Task —
Repeat the listing that follows, character for character, minus the pictures.

Record set —

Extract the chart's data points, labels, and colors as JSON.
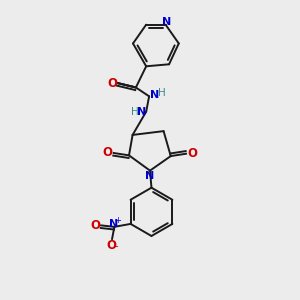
{
  "bg_color": "#ececec",
  "bond_color": "#1a1a1a",
  "N_color": "#0000cc",
  "O_color": "#cc0000",
  "H_color": "#3a8a8a",
  "figsize": [
    3.0,
    3.0
  ],
  "dpi": 100,
  "xlim": [
    0,
    10
  ],
  "ylim": [
    0,
    10
  ]
}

The answer —
Extract the chart's data points, labels, and colors as JSON.
{
  "bg_color": "#ececec",
  "bond_color": "#1a1a1a",
  "N_color": "#0000cc",
  "O_color": "#cc0000",
  "H_color": "#3a8a8a",
  "figsize": [
    3.0,
    3.0
  ],
  "dpi": 100,
  "xlim": [
    0,
    10
  ],
  "ylim": [
    0,
    10
  ]
}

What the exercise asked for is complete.